## EXERCISE DETAILS
Find each line containing the string "увеличена". Copy it.

## ENTRIES
····················
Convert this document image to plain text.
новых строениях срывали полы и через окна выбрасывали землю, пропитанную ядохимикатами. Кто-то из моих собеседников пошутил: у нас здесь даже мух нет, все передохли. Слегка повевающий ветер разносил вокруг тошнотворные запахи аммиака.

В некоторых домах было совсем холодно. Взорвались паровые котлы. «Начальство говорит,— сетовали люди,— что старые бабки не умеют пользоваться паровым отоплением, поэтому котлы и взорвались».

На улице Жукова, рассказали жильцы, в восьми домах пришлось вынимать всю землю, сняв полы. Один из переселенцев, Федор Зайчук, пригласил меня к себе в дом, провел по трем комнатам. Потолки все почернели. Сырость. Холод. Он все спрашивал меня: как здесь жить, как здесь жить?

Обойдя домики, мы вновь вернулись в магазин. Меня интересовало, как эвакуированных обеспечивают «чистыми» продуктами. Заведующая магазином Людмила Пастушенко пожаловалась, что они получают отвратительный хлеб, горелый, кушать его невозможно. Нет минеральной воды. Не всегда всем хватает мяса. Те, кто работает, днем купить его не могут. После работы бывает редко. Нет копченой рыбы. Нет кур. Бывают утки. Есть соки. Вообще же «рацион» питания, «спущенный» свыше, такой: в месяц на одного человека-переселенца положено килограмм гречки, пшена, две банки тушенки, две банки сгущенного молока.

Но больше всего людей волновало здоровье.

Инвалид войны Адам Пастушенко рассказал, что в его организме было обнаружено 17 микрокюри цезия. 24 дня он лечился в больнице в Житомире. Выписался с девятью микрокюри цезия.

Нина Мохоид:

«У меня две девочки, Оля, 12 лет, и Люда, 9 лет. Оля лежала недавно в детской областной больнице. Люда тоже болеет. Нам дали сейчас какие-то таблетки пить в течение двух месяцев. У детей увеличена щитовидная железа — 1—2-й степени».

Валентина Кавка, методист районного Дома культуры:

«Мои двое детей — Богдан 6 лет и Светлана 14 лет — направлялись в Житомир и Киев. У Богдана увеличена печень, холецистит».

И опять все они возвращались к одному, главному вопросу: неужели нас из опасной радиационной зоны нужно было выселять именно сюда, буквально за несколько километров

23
····················
## SOLUTION TO THIS EXERCISE
«У меня две девочки, Оля, 12 лет, и Люда, 9 лет. Оля лежала недавно в детской областной больнице. Люда тоже болеет. Нам дали сейчас какие-то таблетки пить в течение двух месяцев. У детей увеличена щитовидная железа — 1—2-й степени».
«Мои двое детей — Богдан 6 лет и Светлана 14 лет — направлялись в Житомир и Киев. У Богдана увеличена печень, холецистит».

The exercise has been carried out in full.